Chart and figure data
===
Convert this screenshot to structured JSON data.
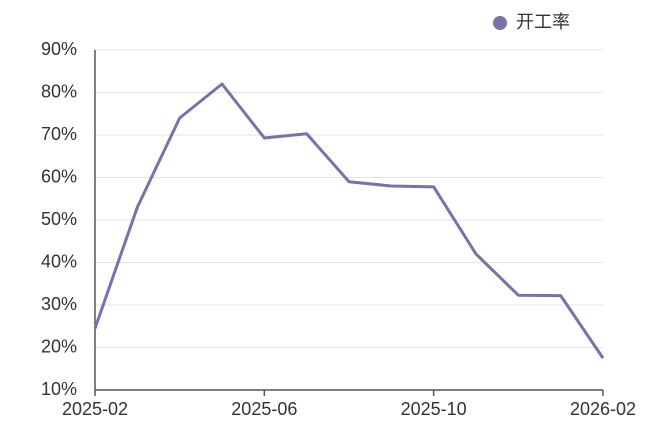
{
  "chart_data": {
    "type": "line",
    "categories": [
      "2025-02",
      null,
      null,
      null,
      "2025-06",
      null,
      null,
      null,
      "2025-10",
      null,
      null,
      null,
      "2026-02"
    ],
    "series": [
      {
        "name": "开工率",
        "color": "#7b70a9",
        "values": [
          24.5,
          53,
          74,
          82,
          69.3,
          70.3,
          59,
          58,
          57.8,
          42,
          32.3,
          32.2,
          17.5
        ]
      }
    ],
    "ylim": [
      10,
      90
    ],
    "yticks": [
      {
        "value": 10,
        "label": "10%"
      },
      {
        "value": 20,
        "label": "20%"
      },
      {
        "value": 30,
        "label": "30%"
      },
      {
        "value": 40,
        "label": "40%"
      },
      {
        "value": 50,
        "label": "50%"
      },
      {
        "value": 60,
        "label": "60%"
      },
      {
        "value": 70,
        "label": "70%"
      },
      {
        "value": 80,
        "label": "80%"
      },
      {
        "value": 90,
        "label": "90%"
      }
    ],
    "grid": true,
    "legend": "top-right"
  }
}
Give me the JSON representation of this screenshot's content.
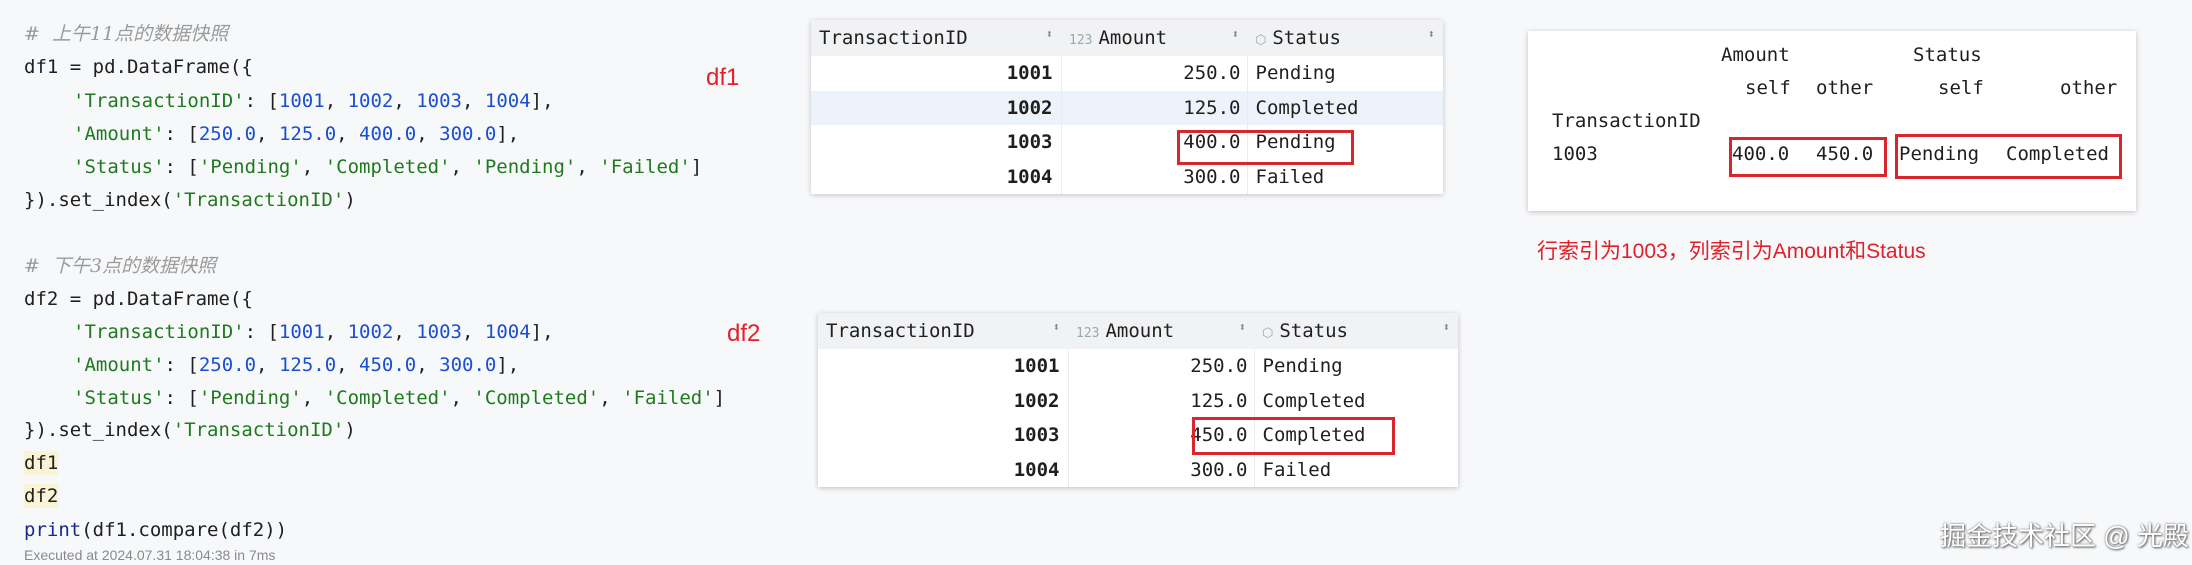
{
  "code": {
    "comment1": "#  上午11点的数据快照",
    "comment2": "#  下午3点的数据快照",
    "df1": {
      "assign": "df1 = pd.DataFrame({",
      "ids": [
        "1001",
        "1002",
        "1003",
        "1004"
      ],
      "amounts": [
        "250.0",
        "125.0",
        "400.0",
        "300.0"
      ],
      "statuses": [
        "'Pending'",
        "'Completed'",
        "'Pending'",
        "'Failed'"
      ]
    },
    "df2": {
      "assign": "df2 = pd.DataFrame({",
      "ids": [
        "1001",
        "1002",
        "1003",
        "1004"
      ],
      "amounts": [
        "250.0",
        "125.0",
        "450.0",
        "300.0"
      ],
      "statuses": [
        "'Pending'",
        "'Completed'",
        "'Completed'",
        "'Failed'"
      ]
    },
    "key_tid": "'TransactionID'",
    "key_amount": "'Amount'",
    "key_status": "'Status'",
    "set_index_prefix": "}).set_index(",
    "set_index_arg": "'TransactionID'",
    "line_df1": "df1",
    "line_df2": "df2",
    "print_kw": "print",
    "print_rest": "(df1.compare(df2))",
    "executed": "Executed at 2024.07.31 18:04:38 in 7ms"
  },
  "labels": {
    "df1": "df1",
    "df2": "df2",
    "note": "行索引为1003，列索引为Amount和Status",
    "watermark": "掘金技术社区 @ 光殿"
  },
  "table_headers": {
    "index": "TransactionID",
    "amount": "Amount",
    "status": "Status",
    "amount_icon": "123"
  },
  "table1": {
    "rows": [
      {
        "id": "1001",
        "amount": "250.0",
        "status": "Pending"
      },
      {
        "id": "1002",
        "amount": "125.0",
        "status": "Completed"
      },
      {
        "id": "1003",
        "amount": "400.0",
        "status": "Pending"
      },
      {
        "id": "1004",
        "amount": "300.0",
        "status": "Failed"
      }
    ]
  },
  "table2": {
    "rows": [
      {
        "id": "1001",
        "amount": "250.0",
        "status": "Pending"
      },
      {
        "id": "1002",
        "amount": "125.0",
        "status": "Completed"
      },
      {
        "id": "1003",
        "amount": "450.0",
        "status": "Completed"
      },
      {
        "id": "1004",
        "amount": "300.0",
        "status": "Failed"
      }
    ]
  },
  "compare": {
    "col1": "Amount",
    "col2": "Status",
    "self": "self",
    "other": "other",
    "index_name": "TransactionID",
    "row_id": "1003",
    "amount_self": "400.0",
    "amount_other": "450.0",
    "status_self": "Pending",
    "status_other": "Completed"
  },
  "colors": {
    "highlight": "#d9262e",
    "string": "#1f7a1f",
    "number": "#1a4fd0"
  }
}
===
### Required work
Restate the data above word for word. Skip every picture.

### Answer to the problem
Convert this screenshot to structured JSON data.
{
  "chart_data": {
    "type": "line",
    "categories": [
      "2025-02",
      null,
      null,
      null,
      "2025-06",
      null,
      null,
      null,
      "2025-10",
      null,
      null,
      null,
      "2026-02"
    ],
    "series": [
      {
        "name": "开工率",
        "color": "#7b70a9",
        "values": [
          24.5,
          53,
          74,
          82,
          69.3,
          70.3,
          59,
          58,
          57.8,
          42,
          32.3,
          32.2,
          17.5
        ]
      }
    ],
    "ylim": [
      10,
      90
    ],
    "yticks": [
      {
        "value": 10,
        "label": "10%"
      },
      {
        "value": 20,
        "label": "20%"
      },
      {
        "value": 30,
        "label": "30%"
      },
      {
        "value": 40,
        "label": "40%"
      },
      {
        "value": 50,
        "label": "50%"
      },
      {
        "value": 60,
        "label": "60%"
      },
      {
        "value": 70,
        "label": "70%"
      },
      {
        "value": 80,
        "label": "80%"
      },
      {
        "value": 90,
        "label": "90%"
      }
    ],
    "grid": true,
    "legend": "top-right"
  }
}
Give me the JSON representation of this screenshot's content.
{
  "code": {
    "comment1": "#  上午11点的数据快照",
    "comment2": "#  下午3点的数据快照",
    "df1": {
      "assign": "df1 = pd.DataFrame({",
      "ids": [
        "1001",
        "1002",
        "1003",
        "1004"
      ],
      "amounts": [
        "250.0",
        "125.0",
        "400.0",
        "300.0"
      ],
      "statuses": [
        "'Pending'",
        "'Completed'",
        "'Pending'",
        "'Failed'"
      ]
    },
    "df2": {
      "assign": "df2 = pd.DataFrame({",
      "ids": [
        "1001",
        "1002",
        "1003",
        "1004"
      ],
      "amounts": [
        "250.0",
        "125.0",
        "450.0",
        "300.0"
      ],
      "statuses": [
        "'Pending'",
        "'Completed'",
        "'Completed'",
        "'Failed'"
      ]
    },
    "key_tid": "'TransactionID'",
    "key_amount": "'Amount'",
    "key_status": "'Status'",
    "set_index_prefix": "}).set_index(",
    "set_index_arg": "'TransactionID'",
    "line_df1": "df1",
    "line_df2": "df2",
    "print_kw": "print",
    "print_rest": "(df1.compare(df2))",
    "executed": "Executed at 2024.07.31 18:04:38 in 7ms"
  },
  "labels": {
    "df1": "df1",
    "df2": "df2",
    "note": "行索引为1003，列索引为Amount和Status",
    "watermark": "掘金技术社区 @ 光殿"
  },
  "table_headers": {
    "index": "TransactionID",
    "amount": "Amount",
    "status": "Status",
    "amount_icon": "123"
  },
  "table1": {
    "rows": [
      {
        "id": "1001",
        "amount": "250.0",
        "status": "Pending"
      },
      {
        "id": "1002",
        "amount": "125.0",
        "status": "Completed"
      },
      {
        "id": "1003",
        "amount": "400.0",
        "status": "Pending"
      },
      {
        "id": "1004",
        "amount": "300.0",
        "status": "Failed"
      }
    ]
  },
  "table2": {
    "rows": [
      {
        "id": "1001",
        "amount": "250.0",
        "status": "Pending"
      },
      {
        "id": "1002",
        "amount": "125.0",
        "status": "Completed"
      },
      {
        "id": "1003",
        "amount": "450.0",
        "status": "Completed"
      },
      {
        "id": "1004",
        "amount": "300.0",
        "status": "Failed"
      }
    ]
  },
  "compare": {
    "col1": "Amount",
    "col2": "Status",
    "self": "self",
    "other": "other",
    "index_name": "TransactionID",
    "row_id": "1003",
    "amount_self": "400.0",
    "amount_other": "450.0",
    "status_self": "Pending",
    "status_other": "Completed"
  },
  "colors": {
    "highlight": "#d9262e",
    "string": "#1f7a1f",
    "number": "#1a4fd0"
  }
}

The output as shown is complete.